Task statement: Print all of the entries exactly, minus the pictures.

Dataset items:
··········
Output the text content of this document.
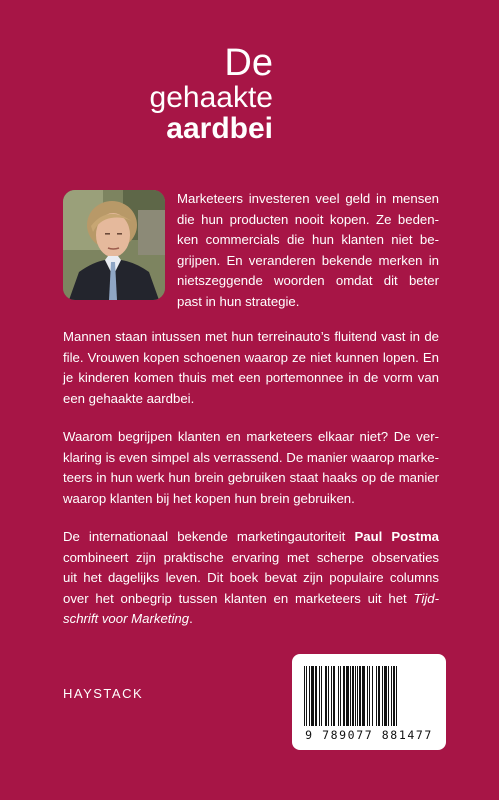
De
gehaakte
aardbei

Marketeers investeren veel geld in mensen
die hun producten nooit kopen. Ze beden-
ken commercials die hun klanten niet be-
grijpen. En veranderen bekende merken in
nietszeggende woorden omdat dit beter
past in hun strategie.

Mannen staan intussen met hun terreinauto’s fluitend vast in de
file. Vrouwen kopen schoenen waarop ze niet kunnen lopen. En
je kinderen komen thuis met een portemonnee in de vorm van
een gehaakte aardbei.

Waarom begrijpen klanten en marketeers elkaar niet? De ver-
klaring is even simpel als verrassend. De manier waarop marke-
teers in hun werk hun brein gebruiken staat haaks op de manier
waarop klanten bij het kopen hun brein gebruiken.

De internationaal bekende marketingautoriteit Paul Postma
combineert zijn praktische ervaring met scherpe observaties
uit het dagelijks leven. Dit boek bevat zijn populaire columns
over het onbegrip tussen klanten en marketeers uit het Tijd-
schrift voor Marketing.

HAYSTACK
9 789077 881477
··········
Written response:
Output the text content of this document.
De
gehaakte
aardbei

Marketeers investeren veel geld in mensen
die hun producten nooit kopen. Ze beden-
ken commercials die hun klanten niet be-
grijpen. En veranderen bekende merken in
nietszeggende woorden omdat dit beter
past in hun strategie.

Mannen staan intussen met hun terreinauto’s fluitend vast in de
file. Vrouwen kopen schoenen waarop ze niet kunnen lopen. En
je kinderen komen thuis met een portemonnee in de vorm van
een gehaakte aardbei.

Waarom begrijpen klanten en marketeers elkaar niet? De ver-
klaring is even simpel als verrassend. De manier waarop marke-
teers in hun werk hun brein gebruiken staat haaks op de manier
waarop klanten bij het kopen hun brein gebruiken.

De internationaal bekende marketingautoriteit Paul Postma
combineert zijn praktische ervaring met scherpe observaties
uit het dagelijks leven. Dit boek bevat zijn populaire columns
over het onbegrip tussen klanten en marketeers uit het Tijd-
schrift voor Marketing.

HAYSTACK
9 789077 881477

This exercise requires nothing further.